== Segment start ==

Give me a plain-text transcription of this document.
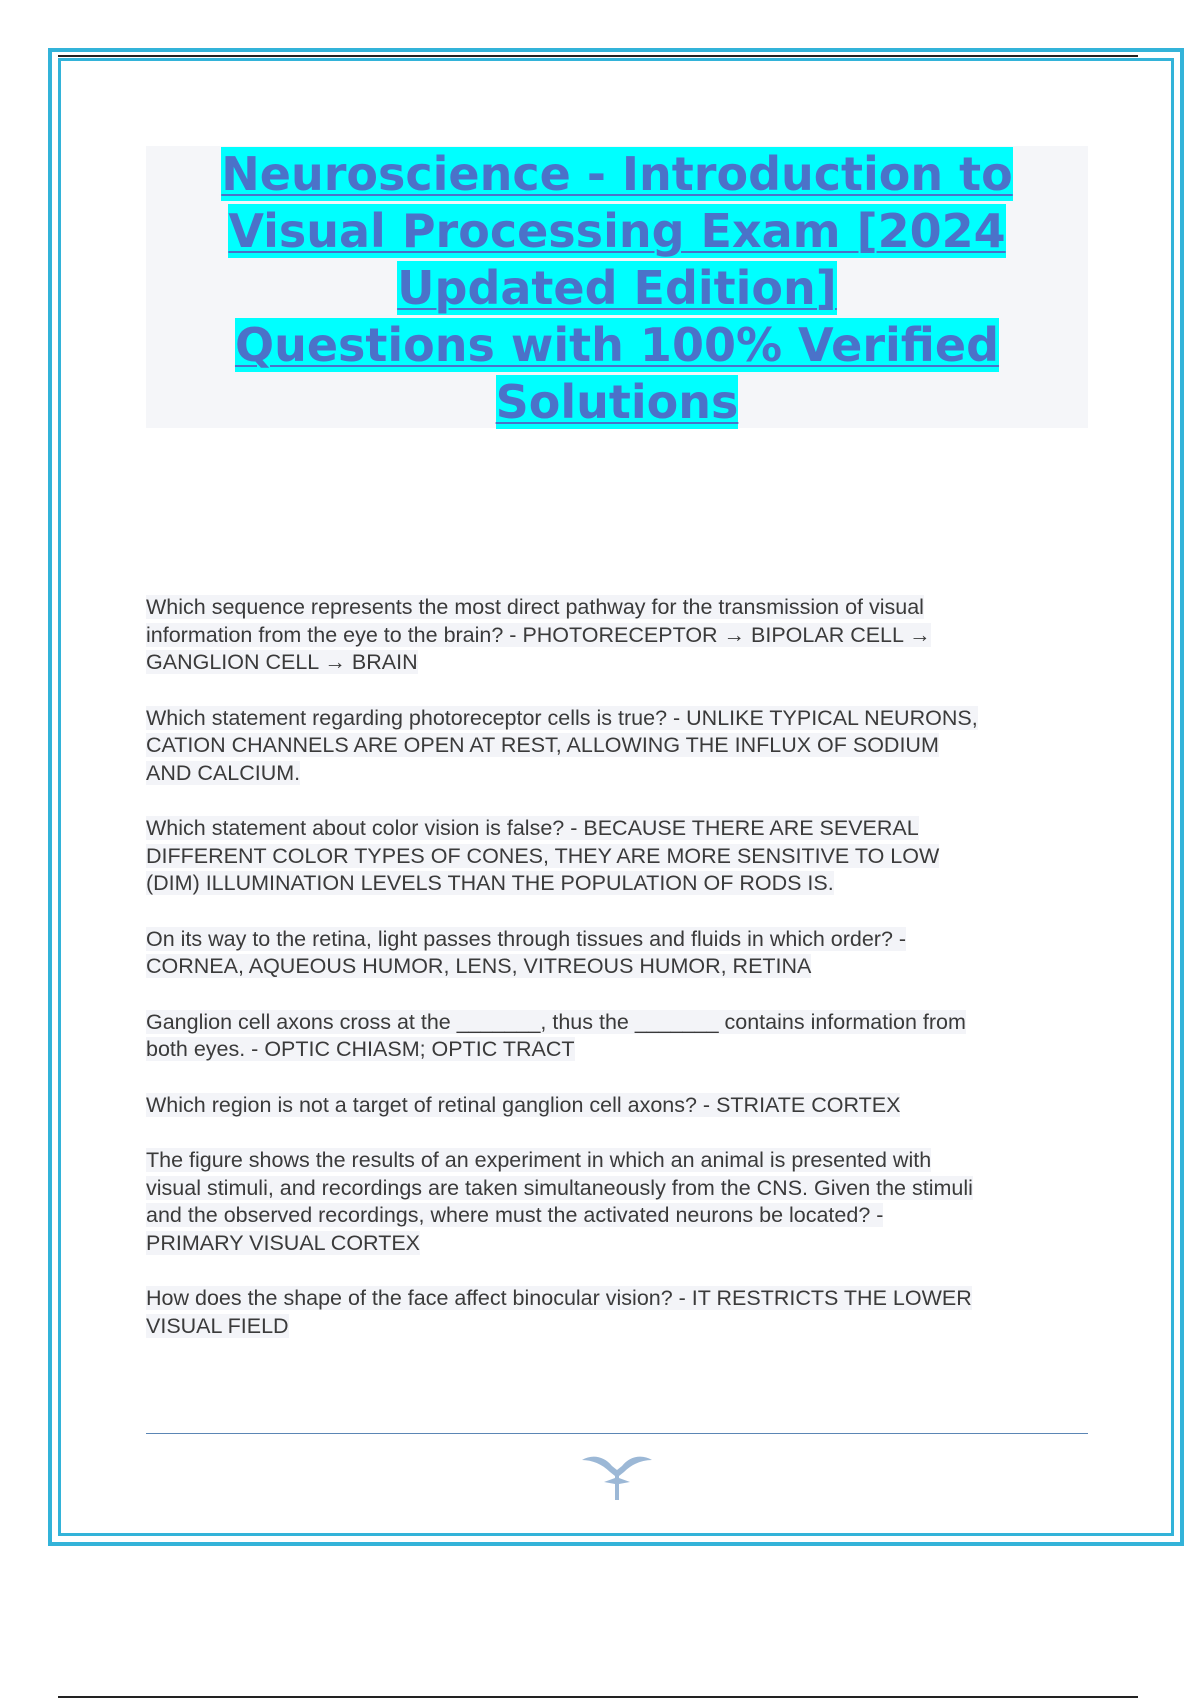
Neuroscience - Introduction to
Visual Processing Exam [2024
Updated Edition]
Questions with 100% Verified
Solutions

Which sequence represents the most direct pathway for the transmission of visual
information from the eye to the brain? - PHOTORECEPTOR → BIPOLAR CELL →
GANGLION CELL → BRAIN

Which statement regarding photoreceptor cells is true? - UNLIKE TYPICAL NEURONS,
CATION CHANNELS ARE OPEN AT REST, ALLOWING THE INFLUX OF SODIUM
AND CALCIUM.

Which statement about color vision is false? - BECAUSE THERE ARE SEVERAL
DIFFERENT COLOR TYPES OF CONES, THEY ARE MORE SENSITIVE TO LOW
(DIM) ILLUMINATION LEVELS THAN THE POPULATION OF RODS IS.

On its way to the retina, light passes through tissues and fluids in which order? -
CORNEA, AQUEOUS HUMOR, LENS, VITREOUS HUMOR, RETINA

Ganglion cell axons cross at the _______, thus the _______ contains information from
both eyes. - OPTIC CHIASM; OPTIC TRACT

Which region is not a target of retinal ganglion cell axons? - STRIATE CORTEX

The figure shows the results of an experiment in which an animal is presented with
visual stimuli, and recordings are taken simultaneously from the CNS. Given the stimuli
and the observed recordings, where must the activated neurons be located? -
PRIMARY VISUAL CORTEX

How does the shape of the face affect binocular vision? - IT RESTRICTS THE LOWER
VISUAL FIELD
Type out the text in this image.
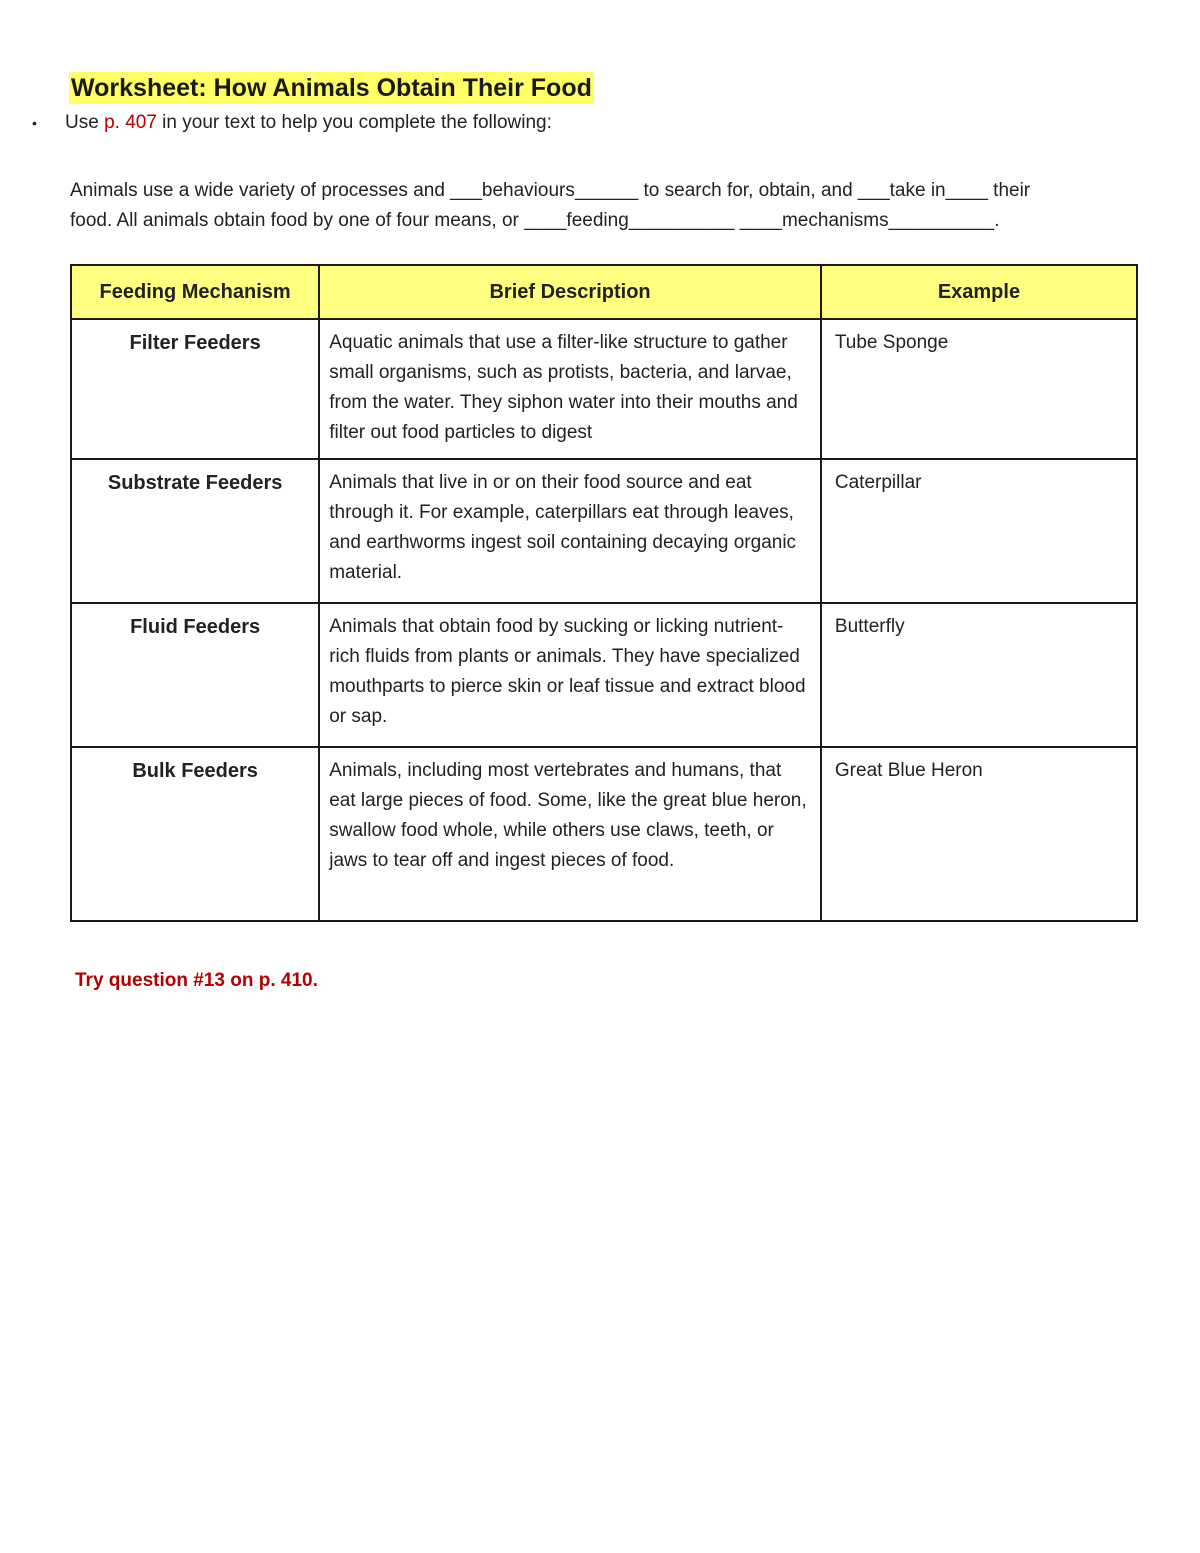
Worksheet: How Animals Obtain Their Food
• Use p. 407 in your text to help you complete the following:
Animals use a wide variety of processes and ___behaviours______ to search for, obtain, and ___take in____ their
food. All animals obtain food by one of four means, or ____feeding__________ ____mechanisms__________.
Feeding Mechanism	Brief Description	Example
Filter Feeders	Aquatic animals that use a filter-like structure to gather small organisms, such as protists, bacteria, and larvae, from the water. They siphon water into their mouths and filter out food particles to digest	Tube Sponge
Substrate Feeders	Animals that live in or on their food source and eat through it. For example, caterpillars eat through leaves, and earthworms ingest soil containing decaying organic material.	Caterpillar
Fluid Feeders	Animals that obtain food by sucking or licking nutrient-rich fluids from plants or animals. They have specialized mouthparts to pierce skin or leaf tissue and extract blood or sap.	Butterfly
Bulk Feeders	Animals, including most vertebrates and humans, that eat large pieces of food. Some, like the great blue heron, swallow food whole, while others use claws, teeth, or jaws to tear off and ingest pieces of food.	Great Blue Heron
Try question #13 on p. 410.
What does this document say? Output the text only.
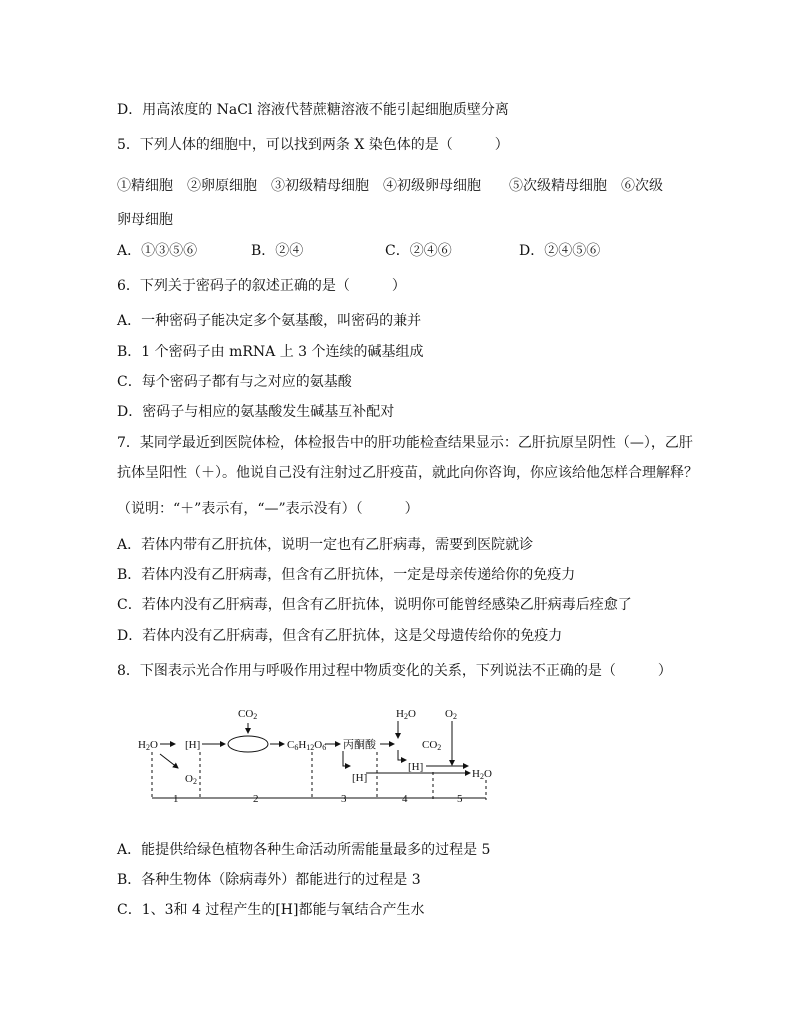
D．用高浓度的 NaCl 溶液代替蔗糖溶液不能引起细胞质壁分离
5．下列人体的细胞中，可以找到两条 X 染色体的是（　　　）
①精细胞　②卵原细胞　③初级精母细胞　④初级卵母细胞　　⑤次级精母细胞　⑥次级
卵母细胞
A．①③⑤⑥	B．②④	C．②④⑥	D．②④⑤⑥
6．下列关于密码子的叙述正确的是（　　　）
A．一种密码子能决定多个氨基酸，叫密码的兼并
B．1 个密码子由 mRNA 上 3 个连续的碱基组成
C．每个密码子都有与之对应的氨基酸
D．密码子与相应的氨基酸发生碱基互补配对
7．某同学最近到医院体检，体检报告中的肝功能检查结果显示：乙肝抗原呈阴性（—），乙肝
抗体呈阳性（＋）。他说自己没有注射过乙肝疫苗，就此向你咨询，你应该给他怎样合理解释？
（说明：“＋”表示有，“—”表示没有）（　　　）
A．若体内带有乙肝抗体，说明一定也有乙肝病毒，需要到医院就诊
B．若体内没有乙肝病毒，但含有乙肝抗体，一定是母亲传递给你的免疫力
C．若体内没有乙肝病毒，但含有乙肝抗体，说明你可能曾经感染乙肝病毒后痊愈了
D．若体内没有乙肝病毒，但含有乙肝抗体，这是父母遗传给你的免疫力
8．下图表示光合作用与呼吸作用过程中物质变化的关系，下列说法不正确的是（　　　）
H2O [H]
O2
CO2
C6H12O6 丙酮酸
H2O	O2
CO2
[H]
[H]
H2O
1	2	3	4	5
A．能提供给绿色植物各种生命活动所需能量最多的过程是 5
B．各种生物体（除病毒外）都能进行的过程是 3
C．1、3和 4 过程产生的[H]都能与氧结合产生水
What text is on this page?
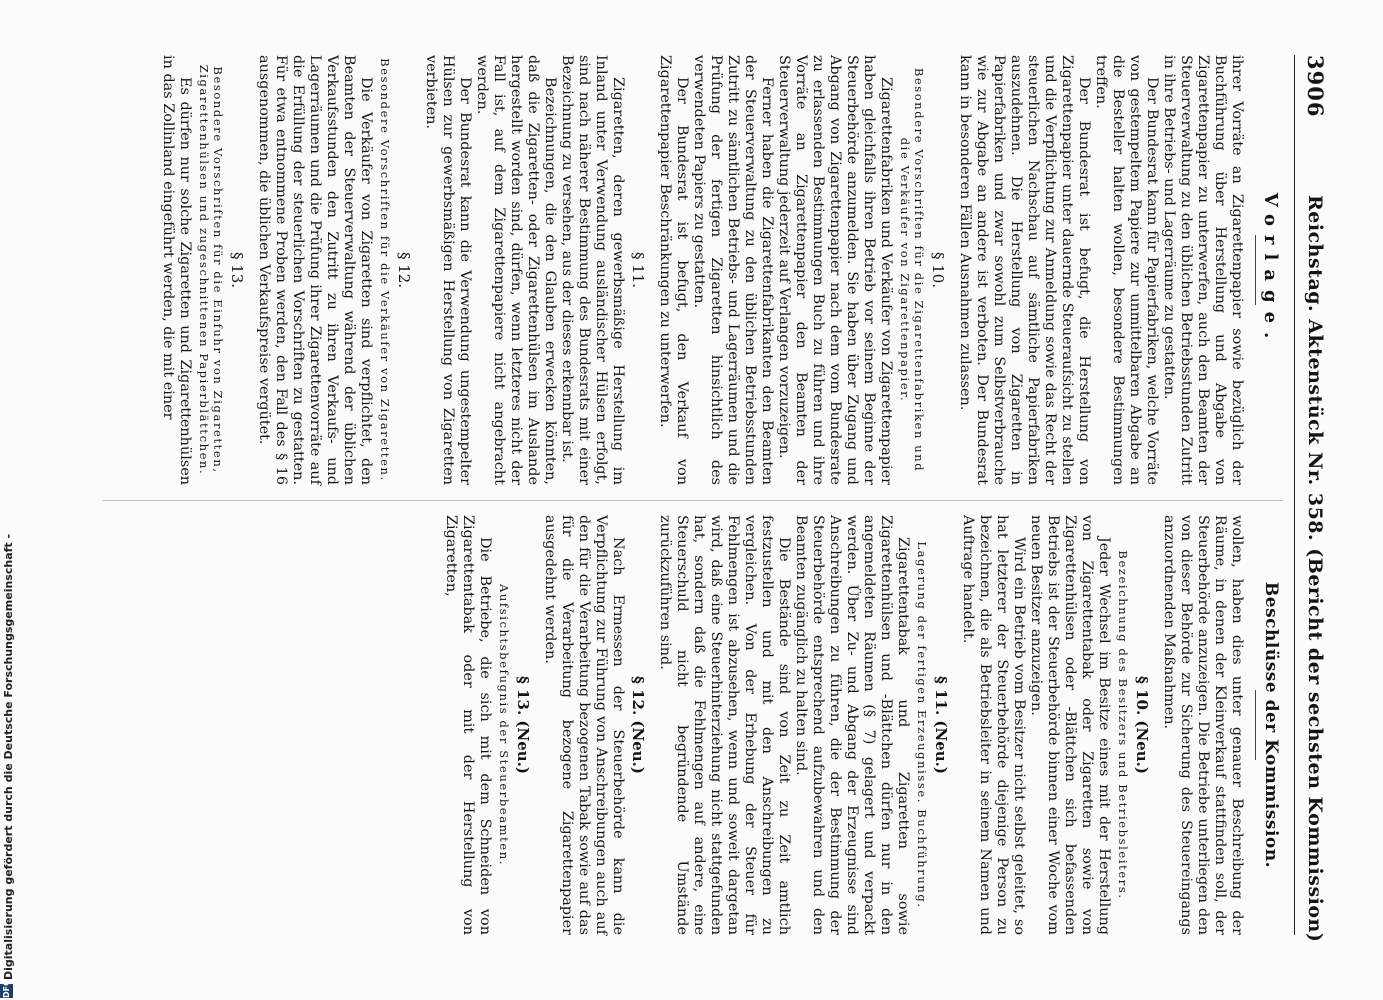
3906
Reichstag. Aktenstück Nr. 358. (Bericht der sechsten Kommission)
Vorlage.

ihrer Vorräte an Zigarettenpapier sowie bezüglich der Buchführung über Herstellung und Abgabe von Zigarettenpapier zu unterwerfen, auch den Beamten der Steuerverwaltung zu den üblichen Betriebsstunden Zutritt in ihre Betriebs- und Lagerräume zu gestatten.

Der Bundesrat kann für Papierfabriken, welche Vorräte von gestempeltem Papiere zur unmittelbaren Abgabe an die Besteller halten wollen, besondere Bestimmungen treffen.

Der Bundesrat ist befugt, die Herstellung von Zigarettenpapier unter dauernde Steueraufsicht zu stellen und die Verpflichtung zur Anmeldung sowie das Recht der steuerlichen Nachschau auf sämtliche Papierfabriken auszudehnen. Die Herstellung von Zigaretten in Papierfabriken und zwar sowohl zum Selbstverbrauche wie zur Abgabe an andere ist verboten. Der Bundesrat kann in besonderen Fällen Ausnahmen zulassen.

§ 10.
Besondere Vorschriften für die Zigarettenfabriken und die Verkäufer von Zigarettenpapier.

Zigarettenfabriken und Verkäufer von Zigarettenpapier haben gleichfalls ihren Betrieb vor seinem Beginne der Steuerbehörde anzumelden. Sie haben über Zugang und Abgang von Zigarettenpapier nach dem vom Bundesrate zu erlassenden Bestimmungen Buch zu führen und ihre Vorräte an Zigarettenpapier den Beamten der Steuerverwaltung jederzeit auf Verlangen vorzuzeigen.

Ferner haben die Zigarettenfabrikanten den Beamten der Steuerverwaltung zu den üblichen Betriebsstunden Zutritt zu sämtlichen Betriebs- und Lagerräumen und die Prüfung der fertigen Zigaretten hinsichtlich des verwendeten Papiers zu gestatten.

Der Bundesrat ist befugt, den Verkauf von Zigarettenpapier Beschränkungen zu unterwerfen.

§ 11.

Zigaretten, deren gewerbsmäßige Herstellung im Inland unter Verwendung ausländischer Hülsen erfolgt, sind nach näherer Bestimmung des Bundesrats mit einer Bezeichnung zu versehen, aus der dieses erkennbar ist.

Bezeichnungen, die den Glauben erwecken könnten, daß die Zigaretten- oder Zigarettenhülsen im Auslande hergestellt worden sind, dürfen, wenn letzteres nicht der Fall ist, auf dem Zigarettenpapiere nicht angebracht werden.

Der Bundesrat kann die Verwendung ungestempelter Hülsen zur gewerbsmäßigen Herstellung von Zigaretten verbieten.

§ 12.
Besondere Vorschriften für die Verkäufer von Zigaretten.

Die Verkäufer von Zigaretten sind verpflichtet, den Beamten der Steuerverwaltung während der üblichen Verkaufsstunden den Zutritt zu ihren Verkaufs- und Lagerräumen und die Prüfung ihrer Zigarettenvorräte auf die Erfüllung der steuerlichen Vorschriften zu gestatten. Für etwa entnommene Proben werden, den Fall des § 16 ausgenommen, die üblichen Verkaufspreise vergütet.

§ 13.
Besondere Vorschriften für die Einfuhr von Zigaretten, Zigarettenhülsen und zugeschnittenen Papierblättchen.

Es dürfen nur solche Zigaretten und Zigarettenhülsen in das Zollinland eingeführt werden, die mit einer

Beschlüsse der Kommission.

wollen, haben dies unter genauer Beschreibung der Räume, in denen der Kleinverkauf stattfinden soll, der Steuerbehörde anzuzeigen. Die Betriebe unterliegen den von dieser Behörde zur Sicherung des Steuereingangs anzuordnenden Maßnahmen.

§ 10. (Neu.)
Bezeichnung des Besitzers und Betriebsleiters.

Jeder Wechsel im Besitze eines mit der Herstellung von Zigarettentabak oder Zigaretten sowie von Zigarettenhülsen oder -Blättchen sich befassenden Betriebs ist der Steuerbehörde binnen einer Woche vom neuen Besitzer anzuzeigen.

Wird ein Betrieb vom Besitzer nicht selbst geleitet, so hat letzterer der Steuerbehörde diejenige Person zu bezeichnen, die als Betriebsleiter in seinem Namen und Auftrage handelt.

§ 11. (Neu.)
Lagerung der fertigen Erzeugnisse. Buchführung.

Zigarettentabak und Zigaretten sowie Zigarettenhülsen und -Blättchen dürfen nur in den angemeldeten Räumen (§ 7) gelagert und verpackt werden. Über Zu- und Abgang der Erzeugnisse sind Anschreibungen zu führen, die der Bestimmung der Steuerbehörde entsprechend aufzubewahren und den Beamten zugänglich zu halten sind.

Die Bestände sind von Zeit zu Zeit amtlich festzustellen und mit den Anschreibungen zu vergleichen. Von der Erhebung der Steuer für Fehlmengen ist abzusehen, wenn und soweit dargetan wird, daß eine Steuerhinterziehung nicht stattgefunden hat, sondern daß die Fehlmengen auf andere, eine Steuerschuld nicht begründende Umstände zurückzuführen sind.

§ 12. (Neu.)

Nach Ermessen der Steuerbehörde kann die Verpflichtung zur Führung von Anschreibungen auch auf den für die Verarbeitung bezogenen Tabak sowie auf das für die Verarbeitung bezogene Zigarettenpapier ausgedehnt werden.

§ 13. (Neu.)
Aufsichtsbefugnis der Steuerbeamten.

Die Betriebe, die sich mit dem Schneiden von Zigarettentabak oder mit der Herstellung von Zigaretten,

DFG
Digitalisierung gefördert durch die Deutsche Forschungsgemeinschaft -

== Segment end ==

= ACTIVITY =
For the listing above, identify each line bearing "axons".

= EXERCISE OUTPUT =
Ganglion cell axons cross at the _______, thus the _______ contains information from
Which region is not a target of retinal ganglion cell axons? - STRIATE CORTEX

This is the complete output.